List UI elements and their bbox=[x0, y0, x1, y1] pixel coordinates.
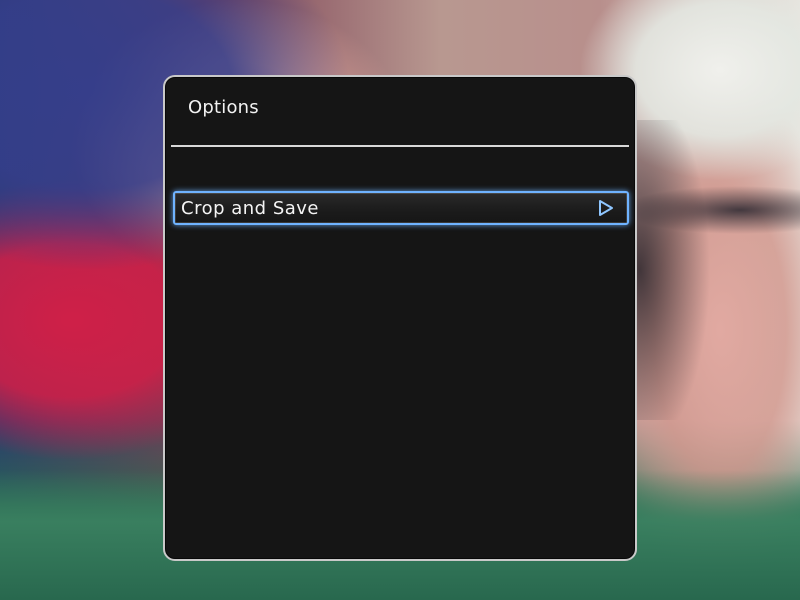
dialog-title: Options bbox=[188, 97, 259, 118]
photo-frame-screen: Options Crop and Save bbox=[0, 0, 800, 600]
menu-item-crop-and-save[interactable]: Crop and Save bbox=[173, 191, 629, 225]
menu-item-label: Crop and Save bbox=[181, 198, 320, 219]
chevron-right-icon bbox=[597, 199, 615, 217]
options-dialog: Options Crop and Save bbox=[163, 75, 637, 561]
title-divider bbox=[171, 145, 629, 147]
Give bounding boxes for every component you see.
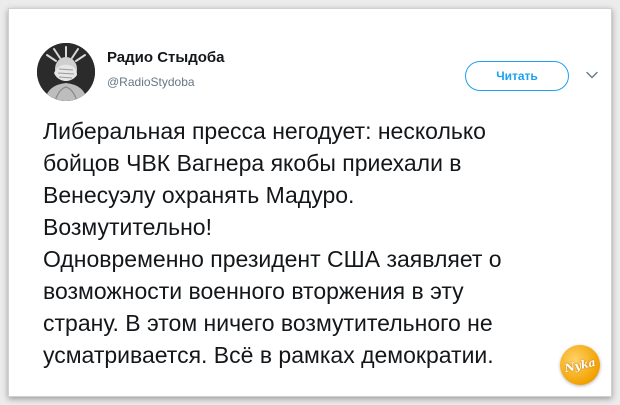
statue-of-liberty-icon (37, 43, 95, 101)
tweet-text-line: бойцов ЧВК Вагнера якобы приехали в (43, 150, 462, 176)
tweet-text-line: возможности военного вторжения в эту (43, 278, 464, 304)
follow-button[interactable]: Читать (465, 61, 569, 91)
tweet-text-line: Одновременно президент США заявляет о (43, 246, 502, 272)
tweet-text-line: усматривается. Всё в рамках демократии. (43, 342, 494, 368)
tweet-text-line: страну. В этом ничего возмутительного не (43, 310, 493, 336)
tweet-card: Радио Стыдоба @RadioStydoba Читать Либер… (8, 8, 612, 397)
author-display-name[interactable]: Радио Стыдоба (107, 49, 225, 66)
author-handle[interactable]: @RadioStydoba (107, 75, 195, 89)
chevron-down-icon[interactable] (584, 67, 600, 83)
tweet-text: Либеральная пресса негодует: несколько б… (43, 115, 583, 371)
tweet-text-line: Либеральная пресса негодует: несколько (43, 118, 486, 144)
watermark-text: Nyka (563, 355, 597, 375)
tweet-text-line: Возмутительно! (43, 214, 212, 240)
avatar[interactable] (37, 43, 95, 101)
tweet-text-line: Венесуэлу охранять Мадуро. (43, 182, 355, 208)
------
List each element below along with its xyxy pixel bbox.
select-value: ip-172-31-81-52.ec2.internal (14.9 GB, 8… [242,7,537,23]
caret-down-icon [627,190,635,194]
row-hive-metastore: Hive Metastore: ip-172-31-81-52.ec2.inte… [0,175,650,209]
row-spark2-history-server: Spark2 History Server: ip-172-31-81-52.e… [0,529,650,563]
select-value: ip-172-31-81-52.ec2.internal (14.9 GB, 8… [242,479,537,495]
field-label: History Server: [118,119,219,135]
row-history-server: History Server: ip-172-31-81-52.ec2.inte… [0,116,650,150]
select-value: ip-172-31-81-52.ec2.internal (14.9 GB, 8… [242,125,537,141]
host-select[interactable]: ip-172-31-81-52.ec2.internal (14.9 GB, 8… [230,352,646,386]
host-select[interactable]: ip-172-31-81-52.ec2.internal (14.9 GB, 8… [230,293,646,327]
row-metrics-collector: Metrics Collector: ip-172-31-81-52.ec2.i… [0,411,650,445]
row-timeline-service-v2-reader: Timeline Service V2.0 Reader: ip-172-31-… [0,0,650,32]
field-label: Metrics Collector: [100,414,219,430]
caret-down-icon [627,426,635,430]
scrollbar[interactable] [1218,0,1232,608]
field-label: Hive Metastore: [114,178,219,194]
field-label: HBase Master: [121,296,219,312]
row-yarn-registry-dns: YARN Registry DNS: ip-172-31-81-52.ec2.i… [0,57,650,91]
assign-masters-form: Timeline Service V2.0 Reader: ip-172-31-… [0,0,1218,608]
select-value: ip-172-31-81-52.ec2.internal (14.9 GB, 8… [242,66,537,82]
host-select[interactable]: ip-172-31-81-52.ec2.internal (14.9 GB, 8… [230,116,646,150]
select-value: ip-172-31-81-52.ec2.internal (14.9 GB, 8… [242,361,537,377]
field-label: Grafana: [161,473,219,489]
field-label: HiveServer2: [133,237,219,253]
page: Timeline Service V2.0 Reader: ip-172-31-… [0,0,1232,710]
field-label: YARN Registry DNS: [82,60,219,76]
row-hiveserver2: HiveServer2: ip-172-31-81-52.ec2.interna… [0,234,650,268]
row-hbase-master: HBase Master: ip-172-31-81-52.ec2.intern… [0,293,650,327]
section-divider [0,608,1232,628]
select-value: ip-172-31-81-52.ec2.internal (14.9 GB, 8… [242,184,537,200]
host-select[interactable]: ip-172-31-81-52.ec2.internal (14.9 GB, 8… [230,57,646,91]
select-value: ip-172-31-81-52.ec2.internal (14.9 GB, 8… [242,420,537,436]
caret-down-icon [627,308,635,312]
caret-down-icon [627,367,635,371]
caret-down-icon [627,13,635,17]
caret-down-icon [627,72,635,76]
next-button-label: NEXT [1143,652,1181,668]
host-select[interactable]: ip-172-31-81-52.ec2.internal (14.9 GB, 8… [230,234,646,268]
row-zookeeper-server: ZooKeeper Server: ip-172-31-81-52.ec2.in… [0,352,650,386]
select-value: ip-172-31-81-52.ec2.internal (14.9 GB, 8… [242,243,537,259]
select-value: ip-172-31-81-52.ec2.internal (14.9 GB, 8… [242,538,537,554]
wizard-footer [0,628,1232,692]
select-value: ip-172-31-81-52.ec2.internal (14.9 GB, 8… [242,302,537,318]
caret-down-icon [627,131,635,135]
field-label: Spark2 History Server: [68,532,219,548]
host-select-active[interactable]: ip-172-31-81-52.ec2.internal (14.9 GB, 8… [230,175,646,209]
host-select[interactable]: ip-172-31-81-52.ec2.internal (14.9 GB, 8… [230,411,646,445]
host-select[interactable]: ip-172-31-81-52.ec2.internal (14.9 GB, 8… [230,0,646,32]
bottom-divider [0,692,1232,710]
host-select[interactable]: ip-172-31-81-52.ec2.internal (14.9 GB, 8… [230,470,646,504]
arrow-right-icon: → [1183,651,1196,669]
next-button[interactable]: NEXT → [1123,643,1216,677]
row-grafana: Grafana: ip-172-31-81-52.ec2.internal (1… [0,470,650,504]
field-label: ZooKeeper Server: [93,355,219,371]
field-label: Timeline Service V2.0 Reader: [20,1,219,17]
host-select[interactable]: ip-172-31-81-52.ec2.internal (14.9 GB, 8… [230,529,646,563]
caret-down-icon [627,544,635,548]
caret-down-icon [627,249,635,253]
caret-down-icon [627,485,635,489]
------
Transcribe the rows unchanged, starting with the line containing "List each element" and ending with the line containing "row-history-server: History Server: ip-172-31-81-52.ec2.inte…", both included.

■ **Output below**:
List each element below along with its xyxy pixel bbox.
select-value: ip-172-31-81-52.ec2.internal (14.9 GB, 8… [242,7,537,23]
caret-down-icon [627,190,635,194]
row-hive-metastore: Hive Metastore: ip-172-31-81-52.ec2.inte… [0,175,650,209]
row-spark2-history-server: Spark2 History Server: ip-172-31-81-52.e… [0,529,650,563]
select-value: ip-172-31-81-52.ec2.internal (14.9 GB, 8… [242,479,537,495]
field-label: History Server: [118,119,219,135]
row-history-server: History Server: ip-172-31-81-52.ec2.inte… [0,116,650,150]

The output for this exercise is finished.